(Exercise description) For the entries that follow, tally the lines holding the string "this". Give the total and nothing else.

Records contained in a dataset:
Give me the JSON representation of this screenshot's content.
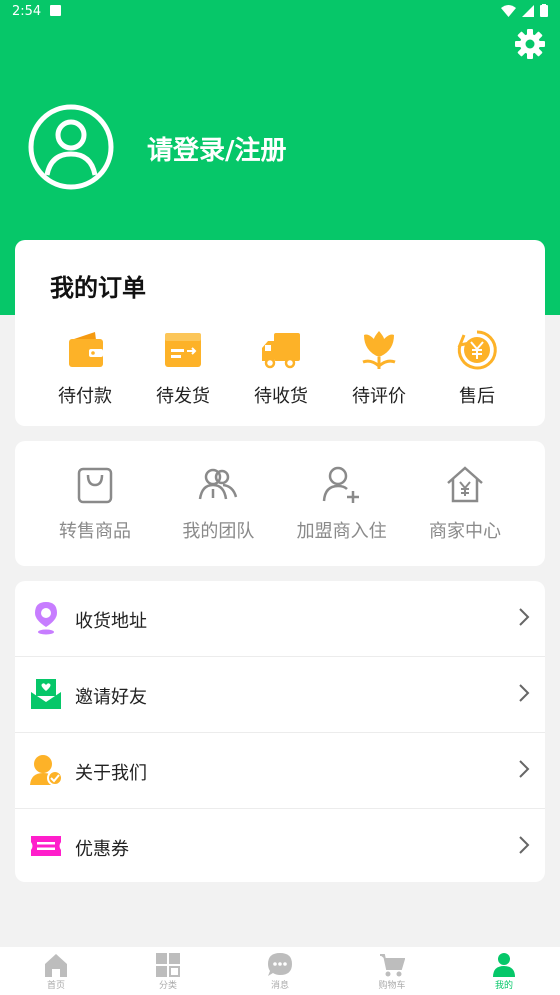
{
  "status_bar": {
    "time": "2:54"
  },
  "colors": {
    "brand": "#06c769",
    "order_icon": "#fdb228",
    "tool_icon": "#8a8a8a"
  },
  "profile": {
    "login_label": "请登录/注册",
    "avatar_icon": "user-circle-icon",
    "settings_icon": "gear-icon"
  },
  "orders": {
    "title": "我的订单",
    "items": [
      {
        "label": "待付款",
        "icon": "wallet-icon"
      },
      {
        "label": "待发货",
        "icon": "box-icon"
      },
      {
        "label": "待收货",
        "icon": "truck-icon"
      },
      {
        "label": "待评价",
        "icon": "flower-icon"
      },
      {
        "label": "售后",
        "icon": "yuan-refund-icon"
      }
    ]
  },
  "tools": {
    "items": [
      {
        "label": "转售商品",
        "icon": "bag-icon"
      },
      {
        "label": "我的团队",
        "icon": "team-icon"
      },
      {
        "label": "加盟商入住",
        "icon": "add-user-icon"
      },
      {
        "label": "商家中心",
        "icon": "home-yuan-icon"
      }
    ]
  },
  "menu": {
    "items": [
      {
        "label": "收货地址",
        "icon": "location-pin-icon",
        "color": "#c77dff"
      },
      {
        "label": "邀请好友",
        "icon": "invite-envelope-icon",
        "color": "#06c769"
      },
      {
        "label": "关于我们",
        "icon": "about-user-icon",
        "color": "#fdb228"
      },
      {
        "label": "优惠券",
        "icon": "coupon-icon",
        "color": "#ff1ecb"
      }
    ]
  },
  "tabbar": {
    "items": [
      {
        "label": "首页",
        "icon": "home-icon"
      },
      {
        "label": "分类",
        "icon": "grid-icon"
      },
      {
        "label": "消息",
        "icon": "chat-icon"
      },
      {
        "label": "购物车",
        "icon": "cart-icon"
      },
      {
        "label": "我的",
        "icon": "person-icon"
      }
    ],
    "active_index": 4
  }
}
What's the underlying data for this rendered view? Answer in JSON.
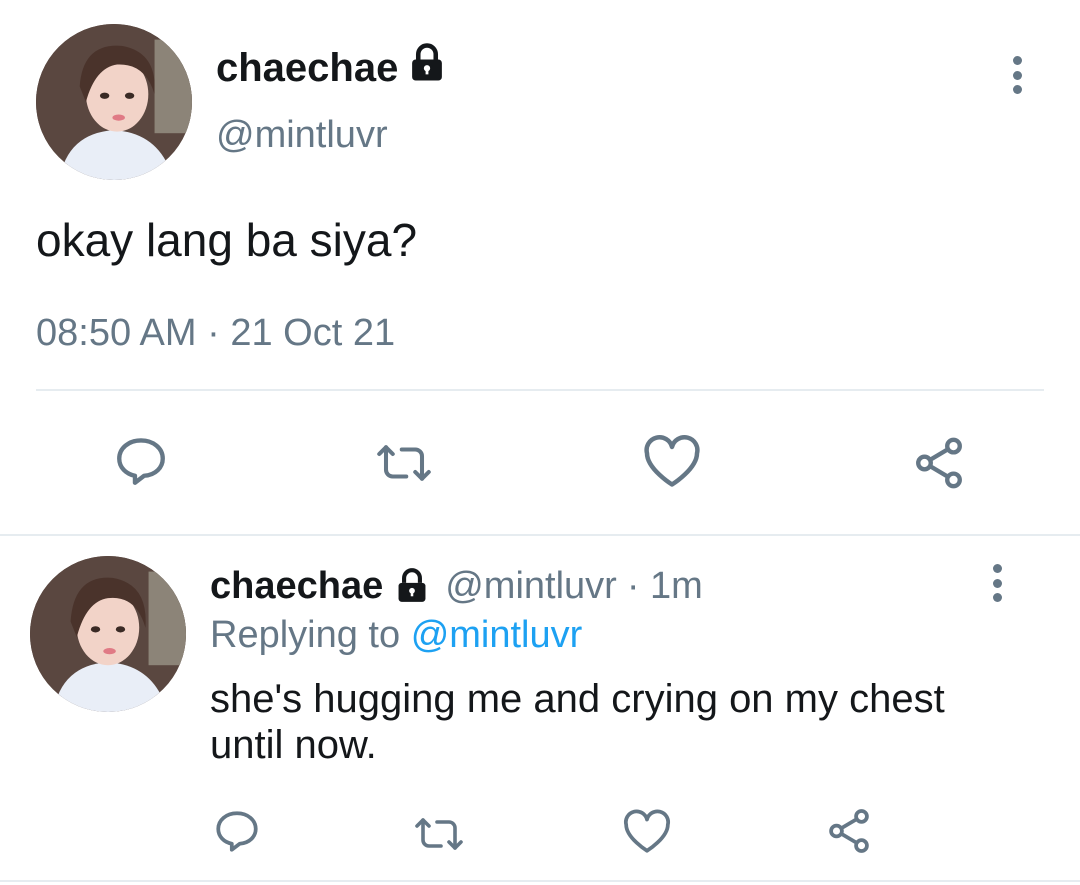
{
  "main_tweet": {
    "display_name": "chaechae",
    "handle": "@mintluvr",
    "text": "okay lang ba siya?",
    "timestamp": "08:50 AM · 21 Oct 21",
    "avatar_icon": "avatar-photo",
    "locked_icon": "lock-icon",
    "actions": [
      "reply-icon",
      "retweet-icon",
      "like-icon",
      "share-icon"
    ]
  },
  "reply_tweet": {
    "display_name": "chaechae",
    "handle": "@mintluvr",
    "time": "· 1m",
    "replying_prefix": "Replying to",
    "replying_handle": "@mintluvr",
    "text_line1": "she's hugging me and crying on my chest",
    "text_line2": "until now.",
    "actions": [
      "reply-icon",
      "retweet-icon",
      "like-icon",
      "share-icon"
    ]
  },
  "colors": {
    "text": "#14171a",
    "muted": "#657786",
    "link": "#1da1f2",
    "divider": "#e6ecf0"
  }
}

(Complete answer) 2